### [Prompt]
Pull out every line below containing the word "excluded".
--- BEGIN Extracted material ---
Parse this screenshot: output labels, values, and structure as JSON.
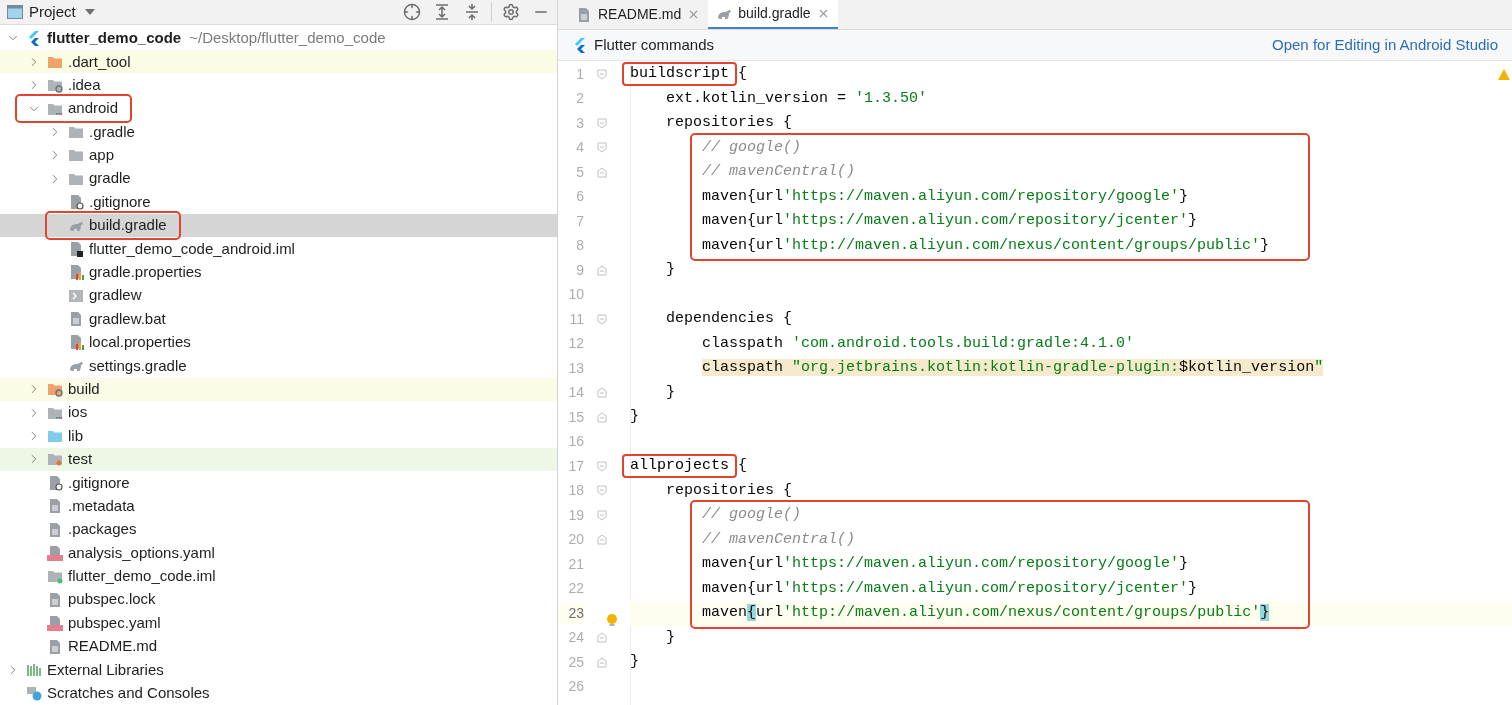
{
  "project_panel": {
    "title": "Project",
    "tree": [
      {
        "label": "flutter_demo_code",
        "path": "~/Desktop/flutter_demo_code",
        "kind": "flutter",
        "expanded": true,
        "selected": false,
        "annotated": false,
        "children": [
          {
            "label": ".dart_tool",
            "kind": "folder-excluded",
            "expanded": false,
            "selected": false,
            "annotated": false,
            "color": "#fbfbe6"
          },
          {
            "label": ".idea",
            "kind": "folder-config",
            "expanded": false,
            "selected": false,
            "annotated": false
          },
          {
            "label": "android",
            "kind": "folder-module",
            "expanded": true,
            "selected": false,
            "annotated": true,
            "children": [
              {
                "label": ".gradle",
                "kind": "folder",
                "expanded": false,
                "selected": false,
                "annotated": false
              },
              {
                "label": "app",
                "kind": "folder",
                "expanded": false,
                "selected": false,
                "annotated": false
              },
              {
                "label": "gradle",
                "kind": "folder",
                "expanded": false,
                "selected": false,
                "annotated": false
              },
              {
                "label": ".gitignore",
                "kind": "ignore-file",
                "selected": false,
                "annotated": false
              },
              {
                "label": "build.gradle",
                "kind": "gradle",
                "selected": true,
                "annotated": true
              },
              {
                "label": "flutter_demo_code_android.iml",
                "kind": "iml",
                "selected": false,
                "annotated": false
              },
              {
                "label": "gradle.properties",
                "kind": "properties",
                "selected": false,
                "annotated": false
              },
              {
                "label": "gradlew",
                "kind": "script",
                "selected": false,
                "annotated": false
              },
              {
                "label": "gradlew.bat",
                "kind": "text",
                "selected": false,
                "annotated": false
              },
              {
                "label": "local.properties",
                "kind": "properties",
                "selected": false,
                "annotated": false
              },
              {
                "label": "settings.gradle",
                "kind": "gradle",
                "selected": false,
                "annotated": false
              }
            ]
          },
          {
            "label": "build",
            "kind": "folder-excluded-config",
            "expanded": false,
            "selected": false,
            "annotated": false,
            "color": "#fbfbe6"
          },
          {
            "label": "ios",
            "kind": "folder-module",
            "expanded": false,
            "selected": false,
            "annotated": false
          },
          {
            "label": "lib",
            "kind": "folder-source",
            "expanded": false,
            "selected": false,
            "annotated": false
          },
          {
            "label": "test",
            "kind": "folder-test",
            "expanded": false,
            "selected": false,
            "annotated": false,
            "color": "#eef7e6"
          },
          {
            "label": ".gitignore",
            "kind": "ignore-file",
            "selected": false,
            "annotated": false
          },
          {
            "label": ".metadata",
            "kind": "text",
            "selected": false,
            "annotated": false
          },
          {
            "label": ".packages",
            "kind": "text",
            "selected": false,
            "annotated": false
          },
          {
            "label": "analysis_options.yaml",
            "kind": "yaml",
            "selected": false,
            "annotated": false
          },
          {
            "label": "flutter_demo_code.iml",
            "kind": "module-file",
            "selected": false,
            "annotated": false
          },
          {
            "label": "pubspec.lock",
            "kind": "text",
            "selected": false,
            "annotated": false
          },
          {
            "label": "pubspec.yaml",
            "kind": "yaml",
            "selected": false,
            "annotated": false
          },
          {
            "label": "README.md",
            "kind": "text",
            "selected": false,
            "annotated": false
          }
        ]
      },
      {
        "label": "External Libraries",
        "kind": "libraries",
        "expanded": false,
        "selected": false,
        "annotated": false
      },
      {
        "label": "Scratches and Consoles",
        "kind": "scratches",
        "selected": false,
        "annotated": false
      }
    ]
  },
  "editor": {
    "tabs": [
      {
        "label": "README.md",
        "kind": "text",
        "selected": false
      },
      {
        "label": "build.gradle",
        "kind": "gradle",
        "selected": true
      }
    ],
    "banner": {
      "label": "Flutter commands",
      "link": "Open for Editing in Android Studio"
    },
    "blocks": [
      {
        "annotated": false,
        "lines": [
          {
            "number": "1",
            "kind": "fold-start",
            "current": false,
            "tokens": [
              {
                "text": "buildscript",
                "kind": "boxed"
              },
              {
                "text": " {",
                "kind": "code"
              }
            ]
          },
          {
            "number": "2",
            "kind": "plain",
            "current": false,
            "tokens": [
              {
                "text": "    ext.kotlin_version = ",
                "kind": "code"
              },
              {
                "text": "'1.3.50'",
                "kind": "string"
              }
            ]
          },
          {
            "number": "3",
            "kind": "fold-start",
            "current": false,
            "tokens": [
              {
                "text": "    repositories {",
                "kind": "code"
              }
            ]
          }
        ]
      },
      {
        "annotated": true,
        "lines": [
          {
            "number": "4",
            "kind": "fold-start",
            "current": false,
            "tokens": [
              {
                "text": "        // google()",
                "kind": "comment"
              }
            ]
          },
          {
            "number": "5",
            "kind": "fold-end",
            "current": false,
            "tokens": [
              {
                "text": "        // mavenCentral()",
                "kind": "comment"
              }
            ]
          },
          {
            "number": "6",
            "kind": "plain",
            "current": false,
            "tokens": [
              {
                "text": "        maven{url",
                "kind": "code"
              },
              {
                "text": "'https://maven.aliyun.com/repository/google'",
                "kind": "string"
              },
              {
                "text": "}",
                "kind": "code"
              }
            ]
          },
          {
            "number": "7",
            "kind": "plain",
            "current": false,
            "tokens": [
              {
                "text": "        maven{url",
                "kind": "code"
              },
              {
                "text": "'https://maven.aliyun.com/repository/jcenter'",
                "kind": "string"
              },
              {
                "text": "}",
                "kind": "code"
              }
            ]
          },
          {
            "number": "8",
            "kind": "plain",
            "current": false,
            "tokens": [
              {
                "text": "        maven{url",
                "kind": "code"
              },
              {
                "text": "'http://maven.aliyun.com/nexus/content/groups/public'",
                "kind": "string"
              },
              {
                "text": "}",
                "kind": "code"
              }
            ]
          }
        ]
      },
      {
        "annotated": false,
        "lines": [
          {
            "number": "9",
            "kind": "fold-end",
            "current": false,
            "tokens": [
              {
                "text": "    }",
                "kind": "code"
              }
            ]
          },
          {
            "number": "10",
            "kind": "plain",
            "current": false
          },
          {
            "number": "11",
            "kind": "fold-start",
            "current": false,
            "tokens": [
              {
                "text": "    dependencies {",
                "kind": "code"
              }
            ]
          },
          {
            "number": "12",
            "kind": "plain",
            "current": false,
            "tokens": [
              {
                "text": "        classpath ",
                "kind": "code"
              },
              {
                "text": "'com.android.tools.build:gradle:4.1.0'",
                "kind": "string"
              }
            ]
          },
          {
            "number": "13",
            "kind": "plain",
            "current": false,
            "tokens": [
              {
                "text": "        classpath ",
                "kind": "code-marked"
              },
              {
                "text": "\"org.jetbrains.kotlin:kotlin-gradle-plugin:",
                "kind": "string-marked"
              },
              {
                "text": "$kotlin_version",
                "kind": "code-marked"
              },
              {
                "text": "\"",
                "kind": "string-marked"
              }
            ]
          },
          {
            "number": "14",
            "kind": "fold-end",
            "current": false,
            "tokens": [
              {
                "text": "    }",
                "kind": "code"
              }
            ]
          },
          {
            "number": "15",
            "kind": "fold-end",
            "current": false,
            "tokens": [
              {
                "text": "}",
                "kind": "code"
              }
            ]
          },
          {
            "number": "16",
            "kind": "plain",
            "current": false
          },
          {
            "number": "17",
            "kind": "fold-start",
            "current": false,
            "tokens": [
              {
                "text": "allprojects",
                "kind": "boxed"
              },
              {
                "text": " {",
                "kind": "code"
              }
            ]
          },
          {
            "number": "18",
            "kind": "fold-start",
            "current": false,
            "tokens": [
              {
                "text": "    repositories {",
                "kind": "code"
              }
            ]
          }
        ]
      },
      {
        "annotated": true,
        "lines": [
          {
            "number": "19",
            "kind": "fold-start",
            "current": false,
            "tokens": [
              {
                "text": "        // google()",
                "kind": "comment"
              }
            ]
          },
          {
            "number": "20",
            "kind": "fold-end",
            "current": false,
            "tokens": [
              {
                "text": "        // mavenCentral()",
                "kind": "comment"
              }
            ]
          },
          {
            "number": "21",
            "kind": "plain",
            "current": false,
            "tokens": [
              {
                "text": "        maven{url",
                "kind": "code"
              },
              {
                "text": "'https://maven.aliyun.com/repository/google'",
                "kind": "string"
              },
              {
                "text": "}",
                "kind": "code"
              }
            ]
          },
          {
            "number": "22",
            "kind": "plain",
            "current": false,
            "tokens": [
              {
                "text": "        maven{url",
                "kind": "code"
              },
              {
                "text": "'https://maven.aliyun.com/repository/jcenter'",
                "kind": "string"
              },
              {
                "text": "}",
                "kind": "code"
              }
            ]
          },
          {
            "number": "23",
            "kind": "plain",
            "current": true,
            "tokens": [
              {
                "text": "        maven",
                "kind": "code"
              },
              {
                "text": "{",
                "kind": "match"
              },
              {
                "text": "url",
                "kind": "code"
              },
              {
                "text": "'http://maven.aliyun.com/nexus/content/groups/public'",
                "kind": "string"
              },
              {
                "text": "}",
                "kind": "match"
              }
            ]
          }
        ]
      },
      {
        "annotated": false,
        "lines": [
          {
            "number": "24",
            "kind": "fold-end",
            "current": false,
            "tokens": [
              {
                "text": "    }",
                "kind": "code"
              }
            ]
          },
          {
            "number": "25",
            "kind": "fold-end",
            "current": false,
            "tokens": [
              {
                "text": "}",
                "kind": "code"
              }
            ]
          },
          {
            "number": "26",
            "kind": "plain",
            "current": false
          }
        ]
      }
    ]
  }
}
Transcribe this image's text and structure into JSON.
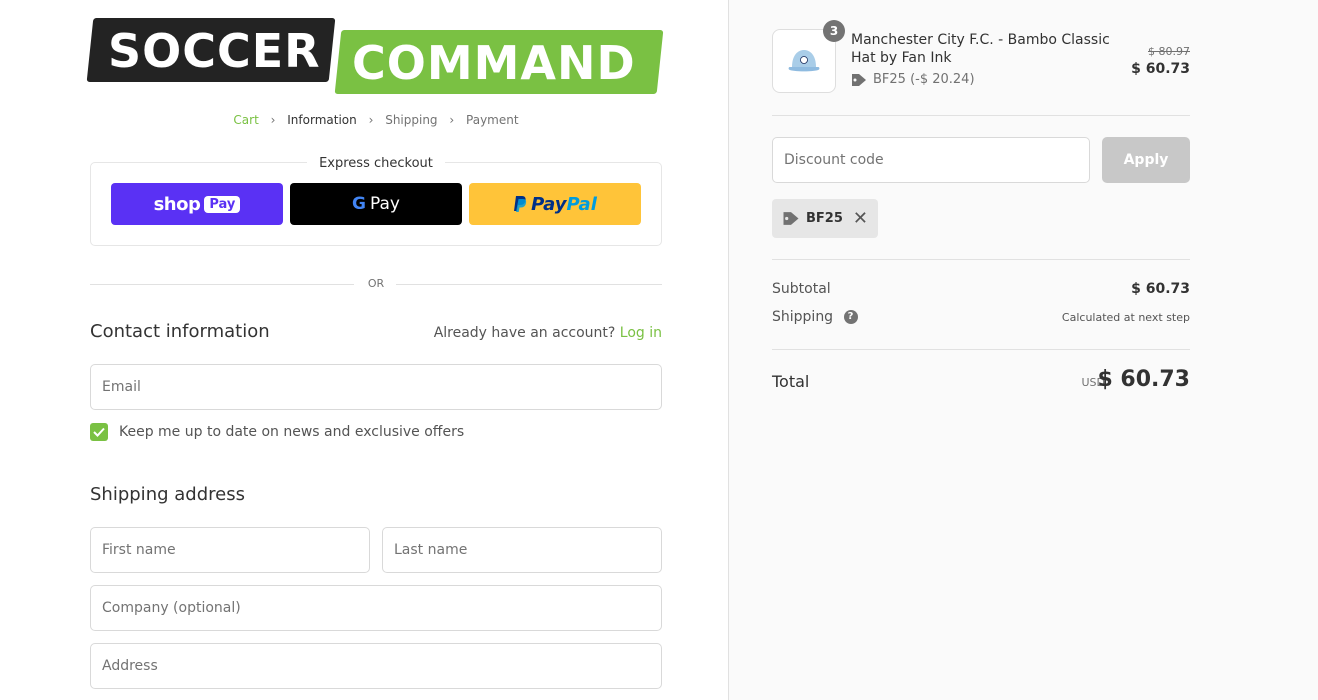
{
  "logo": {
    "word1": "SOCCER",
    "word2": "COMMAND"
  },
  "breadcrumb": {
    "cart": "Cart",
    "information": "Information",
    "shipping": "Shipping",
    "payment": "Payment"
  },
  "express": {
    "title": "Express checkout",
    "shop_pay": {
      "word": "shop",
      "badge": "Pay"
    },
    "gpay": {
      "g": "G",
      "label": "Pay"
    },
    "paypal": {
      "pay": "Pay",
      "pal": "Pal"
    }
  },
  "divider": {
    "or": "OR"
  },
  "contact": {
    "title": "Contact information",
    "account_prompt": "Already have an account?",
    "login": "Log in",
    "email_placeholder": "Email",
    "newsletter_label": "Keep me up to date on news and exclusive offers",
    "newsletter_checked": true
  },
  "shipping_address": {
    "title": "Shipping address",
    "first_name_placeholder": "First name",
    "last_name_placeholder": "Last name",
    "company_placeholder": "Company (optional)",
    "address_placeholder": "Address"
  },
  "order": {
    "product": {
      "quantity": "3",
      "name": "Manchester City F.C. - Bambo Classic Hat by Fan Ink",
      "discount": "BF25 (-$ 20.24)",
      "price_original": "$ 80.97",
      "price_final": "$ 60.73"
    },
    "discount_code": {
      "placeholder": "Discount code",
      "apply": "Apply",
      "applied_code": "BF25"
    },
    "summary": {
      "subtotal_label": "Subtotal",
      "subtotal_value": "$ 60.73",
      "shipping_label": "Shipping",
      "shipping_value": "Calculated at next step",
      "total_label": "Total",
      "currency": "USD",
      "total_value": "$ 60.73"
    }
  },
  "colors": {
    "accent": "#7ac143",
    "shop_pay": "#5a31f4",
    "paypal": "#ffc439",
    "logo_dark": "#232323"
  }
}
--- END Extracted material ---
### [Response to the task]
            "kind": "folder-excluded",
            "kind": "folder-excluded-config",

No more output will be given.